→ Problem details:
Extract each line of the data below exactly as written.

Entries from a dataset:
•••••
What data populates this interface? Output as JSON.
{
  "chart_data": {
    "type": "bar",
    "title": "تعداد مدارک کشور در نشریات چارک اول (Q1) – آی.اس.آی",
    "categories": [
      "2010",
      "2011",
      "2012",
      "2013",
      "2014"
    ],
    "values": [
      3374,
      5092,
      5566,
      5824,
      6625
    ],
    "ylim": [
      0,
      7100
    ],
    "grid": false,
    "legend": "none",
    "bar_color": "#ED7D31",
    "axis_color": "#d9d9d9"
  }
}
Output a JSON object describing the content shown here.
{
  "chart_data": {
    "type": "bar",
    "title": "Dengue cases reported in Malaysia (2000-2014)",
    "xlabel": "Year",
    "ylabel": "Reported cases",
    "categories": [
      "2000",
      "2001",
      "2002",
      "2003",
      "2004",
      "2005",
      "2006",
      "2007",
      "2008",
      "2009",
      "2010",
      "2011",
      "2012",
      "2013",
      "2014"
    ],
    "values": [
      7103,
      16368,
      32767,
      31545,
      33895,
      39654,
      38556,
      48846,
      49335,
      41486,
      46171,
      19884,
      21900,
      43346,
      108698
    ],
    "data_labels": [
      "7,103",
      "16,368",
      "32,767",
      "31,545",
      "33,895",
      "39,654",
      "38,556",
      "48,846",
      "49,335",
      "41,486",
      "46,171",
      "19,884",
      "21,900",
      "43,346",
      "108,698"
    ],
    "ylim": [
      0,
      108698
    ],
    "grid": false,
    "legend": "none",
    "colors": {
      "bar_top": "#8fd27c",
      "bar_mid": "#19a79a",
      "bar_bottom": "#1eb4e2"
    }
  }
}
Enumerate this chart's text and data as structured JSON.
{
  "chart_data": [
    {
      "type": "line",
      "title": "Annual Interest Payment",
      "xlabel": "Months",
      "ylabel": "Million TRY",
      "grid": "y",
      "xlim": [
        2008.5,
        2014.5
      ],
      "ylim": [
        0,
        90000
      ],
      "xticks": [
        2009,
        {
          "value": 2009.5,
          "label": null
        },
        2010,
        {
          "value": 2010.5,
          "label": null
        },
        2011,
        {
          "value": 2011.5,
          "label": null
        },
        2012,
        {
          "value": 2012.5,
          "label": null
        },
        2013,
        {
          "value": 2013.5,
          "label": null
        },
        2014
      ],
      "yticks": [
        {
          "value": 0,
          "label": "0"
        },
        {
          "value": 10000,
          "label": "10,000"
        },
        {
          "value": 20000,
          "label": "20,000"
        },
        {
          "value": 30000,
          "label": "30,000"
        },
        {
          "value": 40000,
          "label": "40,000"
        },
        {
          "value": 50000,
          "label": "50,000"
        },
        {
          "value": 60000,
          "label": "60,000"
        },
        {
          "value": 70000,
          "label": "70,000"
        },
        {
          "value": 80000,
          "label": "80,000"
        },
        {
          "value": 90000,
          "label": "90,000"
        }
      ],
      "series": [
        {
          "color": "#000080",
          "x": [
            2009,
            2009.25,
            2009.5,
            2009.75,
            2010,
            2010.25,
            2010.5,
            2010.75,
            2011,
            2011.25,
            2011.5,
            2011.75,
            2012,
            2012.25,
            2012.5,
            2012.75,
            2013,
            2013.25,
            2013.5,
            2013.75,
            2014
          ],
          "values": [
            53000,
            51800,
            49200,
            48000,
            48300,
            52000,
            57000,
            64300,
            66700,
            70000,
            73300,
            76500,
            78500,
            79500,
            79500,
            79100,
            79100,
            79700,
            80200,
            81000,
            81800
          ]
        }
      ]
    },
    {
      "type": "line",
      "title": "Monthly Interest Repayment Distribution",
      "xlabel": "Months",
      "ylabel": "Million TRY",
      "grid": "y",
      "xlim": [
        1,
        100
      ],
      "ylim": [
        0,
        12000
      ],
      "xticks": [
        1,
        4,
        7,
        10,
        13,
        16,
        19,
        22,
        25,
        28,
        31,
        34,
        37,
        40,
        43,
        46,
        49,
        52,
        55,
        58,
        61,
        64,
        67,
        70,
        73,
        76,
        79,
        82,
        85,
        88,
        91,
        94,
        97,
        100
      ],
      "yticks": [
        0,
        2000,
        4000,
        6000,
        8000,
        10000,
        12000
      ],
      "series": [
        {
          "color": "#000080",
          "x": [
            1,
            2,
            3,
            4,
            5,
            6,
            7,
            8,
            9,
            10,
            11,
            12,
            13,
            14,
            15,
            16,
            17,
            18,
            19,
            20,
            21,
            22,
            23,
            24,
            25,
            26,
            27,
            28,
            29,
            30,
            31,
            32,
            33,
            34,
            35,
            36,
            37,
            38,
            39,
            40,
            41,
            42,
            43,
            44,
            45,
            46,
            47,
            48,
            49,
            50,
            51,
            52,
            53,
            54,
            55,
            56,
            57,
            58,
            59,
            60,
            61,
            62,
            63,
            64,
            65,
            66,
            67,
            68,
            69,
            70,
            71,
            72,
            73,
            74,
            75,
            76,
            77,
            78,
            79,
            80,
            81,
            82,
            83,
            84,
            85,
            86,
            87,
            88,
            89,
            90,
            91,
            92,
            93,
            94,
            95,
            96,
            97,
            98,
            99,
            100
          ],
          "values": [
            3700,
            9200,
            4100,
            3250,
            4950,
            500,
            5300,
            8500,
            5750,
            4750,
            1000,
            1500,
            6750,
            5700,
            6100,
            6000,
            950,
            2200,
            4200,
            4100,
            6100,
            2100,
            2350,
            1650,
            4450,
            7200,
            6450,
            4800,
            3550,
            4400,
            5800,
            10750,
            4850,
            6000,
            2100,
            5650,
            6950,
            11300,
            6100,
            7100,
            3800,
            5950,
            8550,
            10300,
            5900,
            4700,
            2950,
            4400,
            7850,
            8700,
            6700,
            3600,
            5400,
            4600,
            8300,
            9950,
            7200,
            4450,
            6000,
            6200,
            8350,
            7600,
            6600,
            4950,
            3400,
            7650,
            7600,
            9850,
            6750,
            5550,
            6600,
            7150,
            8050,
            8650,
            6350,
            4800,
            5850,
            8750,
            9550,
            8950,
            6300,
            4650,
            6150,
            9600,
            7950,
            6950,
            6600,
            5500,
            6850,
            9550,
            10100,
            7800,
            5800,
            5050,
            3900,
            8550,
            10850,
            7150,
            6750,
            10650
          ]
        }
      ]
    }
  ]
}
•••••
→ The answer:
What data populates this interface? Output as JSON.
{
  "chart_data": {
    "type": "bar",
    "title": "تعداد مدارک کشور در نشریات چارک اول (Q1) – آی.اس.آی",
    "categories": [
      "2010",
      "2011",
      "2012",
      "2013",
      "2014"
    ],
    "values": [
      3374,
      5092,
      5566,
      5824,
      6625
    ],
    "ylim": [
      0,
      7100
    ],
    "grid": false,
    "legend": "none",
    "bar_color": "#ED7D31",
    "axis_color": "#d9d9d9"
  }
}
Output a JSON object describing the content shown here.
{
  "chart_data": {
    "type": "bar",
    "title": "Dengue cases reported in Malaysia (2000-2014)",
    "xlabel": "Year",
    "ylabel": "Reported cases",
    "categories": [
      "2000",
      "2001",
      "2002",
      "2003",
      "2004",
      "2005",
      "2006",
      "2007",
      "2008",
      "2009",
      "2010",
      "2011",
      "2012",
      "2013",
      "2014"
    ],
    "values": [
      7103,
      16368,
      32767,
      31545,
      33895,
      39654,
      38556,
      48846,
      49335,
      41486,
      46171,
      19884,
      21900,
      43346,
      108698
    ],
    "data_labels": [
      "7,103",
      "16,368",
      "32,767",
      "31,545",
      "33,895",
      "39,654",
      "38,556",
      "48,846",
      "49,335",
      "41,486",
      "46,171",
      "19,884",
      "21,900",
      "43,346",
      "108,698"
    ],
    "ylim": [
      0,
      108698
    ],
    "grid": false,
    "legend": "none",
    "colors": {
      "bar_top": "#8fd27c",
      "bar_mid": "#19a79a",
      "bar_bottom": "#1eb4e2"
    }
  }
}
Enumerate this chart's text and data as structured JSON.
{
  "chart_data": [
    {
      "type": "line",
      "title": "Annual Interest Payment",
      "xlabel": "Months",
      "ylabel": "Million TRY",
      "grid": "y",
      "xlim": [
        2008.5,
        2014.5
      ],
      "ylim": [
        0,
        90000
      ],
      "xticks": [
        2009,
        {
          "value": 2009.5,
          "label": null
        },
        2010,
        {
          "value": 2010.5,
          "label": null
        },
        2011,
        {
          "value": 2011.5,
          "label": null
        },
        2012,
        {
          "value": 2012.5,
          "label": null
        },
        2013,
        {
          "value": 2013.5,
          "label": null
        },
        2014
      ],
      "yticks": [
        {
          "value": 0,
          "label": "0"
        },
        {
          "value": 10000,
          "label": "10,000"
        },
        {
          "value": 20000,
          "label": "20,000"
        },
        {
          "value": 30000,
          "label": "30,000"
        },
        {
          "value": 40000,
          "label": "40,000"
        },
        {
          "value": 50000,
          "label": "50,000"
        },
        {
          "value": 60000,
          "label": "60,000"
        },
        {
          "value": 70000,
          "label": "70,000"
        },
        {
          "value": 80000,
          "label": "80,000"
        },
        {
          "value": 90000,
          "label": "90,000"
        }
      ],
      "series": [
        {
          "color": "#000080",
          "x": [
            2009,
            2009.25,
            2009.5,
            2009.75,
            2010,
            2010.25,
            2010.5,
            2010.75,
            2011,
            2011.25,
            2011.5,
            2011.75,
            2012,
            2012.25,
            2012.5,
            2012.75,
            2013,
            2013.25,
            2013.5,
            2013.75,
            2014
          ],
          "values": [
            53000,
            51800,
            49200,
            48000,
            48300,
            52000,
            57000,
            64300,
            66700,
            70000,
            73300,
            76500,
            78500,
            79500,
            79500,
            79100,
            79100,
            79700,
            80200,
            81000,
            81800
          ]
        }
      ]
    },
    {
      "type": "line",
      "title": "Monthly Interest Repayment Distribution",
      "xlabel": "Months",
      "ylabel": "Million TRY",
      "grid": "y",
      "xlim": [
        1,
        100
      ],
      "ylim": [
        0,
        12000
      ],
      "xticks": [
        1,
        4,
        7,
        10,
        13,
        16,
        19,
        22,
        25,
        28,
        31,
        34,
        37,
        40,
        43,
        46,
        49,
        52,
        55,
        58,
        61,
        64,
        67,
        70,
        73,
        76,
        79,
        82,
        85,
        88,
        91,
        94,
        97,
        100
      ],
      "yticks": [
        0,
        2000,
        4000,
        6000,
        8000,
        10000,
        12000
      ],
      "series": [
        {
          "color": "#000080",
          "x": [
            1,
            2,
            3,
            4,
            5,
            6,
            7,
            8,
            9,
            10,
            11,
            12,
            13,
            14,
            15,
            16,
            17,
            18,
            19,
            20,
            21,
            22,
            23,
            24,
            25,
            26,
            27,
            28,
            29,
            30,
            31,
            32,
            33,
            34,
            35,
            36,
            37,
            38,
            39,
            40,
            41,
            42,
            43,
            44,
            45,
            46,
            47,
            48,
            49,
            50,
            51,
            52,
            53,
            54,
            55,
            56,
            57,
            58,
            59,
            60,
            61,
            62,
            63,
            64,
            65,
            66,
            67,
            68,
            69,
            70,
            71,
            72,
            73,
            74,
            75,
            76,
            77,
            78,
            79,
            80,
            81,
            82,
            83,
            84,
            85,
            86,
            87,
            88,
            89,
            90,
            91,
            92,
            93,
            94,
            95,
            96,
            97,
            98,
            99,
            100
          ],
          "values": [
            3700,
            9200,
            4100,
            3250,
            4950,
            500,
            5300,
            8500,
            5750,
            4750,
            1000,
            1500,
            6750,
            5700,
            6100,
            6000,
            950,
            2200,
            4200,
            4100,
            6100,
            2100,
            2350,
            1650,
            4450,
            7200,
            6450,
            4800,
            3550,
            4400,
            5800,
            10750,
            4850,
            6000,
            2100,
            5650,
            6950,
            11300,
            6100,
            7100,
            3800,
            5950,
            8550,
            10300,
            5900,
            4700,
            2950,
            4400,
            7850,
            8700,
            6700,
            3600,
            5400,
            4600,
            8300,
            9950,
            7200,
            4450,
            6000,
            6200,
            8350,
            7600,
            6600,
            4950,
            3400,
            7650,
            7600,
            9850,
            6750,
            5550,
            6600,
            7150,
            8050,
            8650,
            6350,
            4800,
            5850,
            8750,
            9550,
            8950,
            6300,
            4650,
            6150,
            9600,
            7950,
            6950,
            6600,
            5500,
            6850,
            9550,
            10100,
            7800,
            5800,
            5050,
            3900,
            8550,
            10850,
            7150,
            6750,
            10650
          ]
        }
      ]
    }
  ]
}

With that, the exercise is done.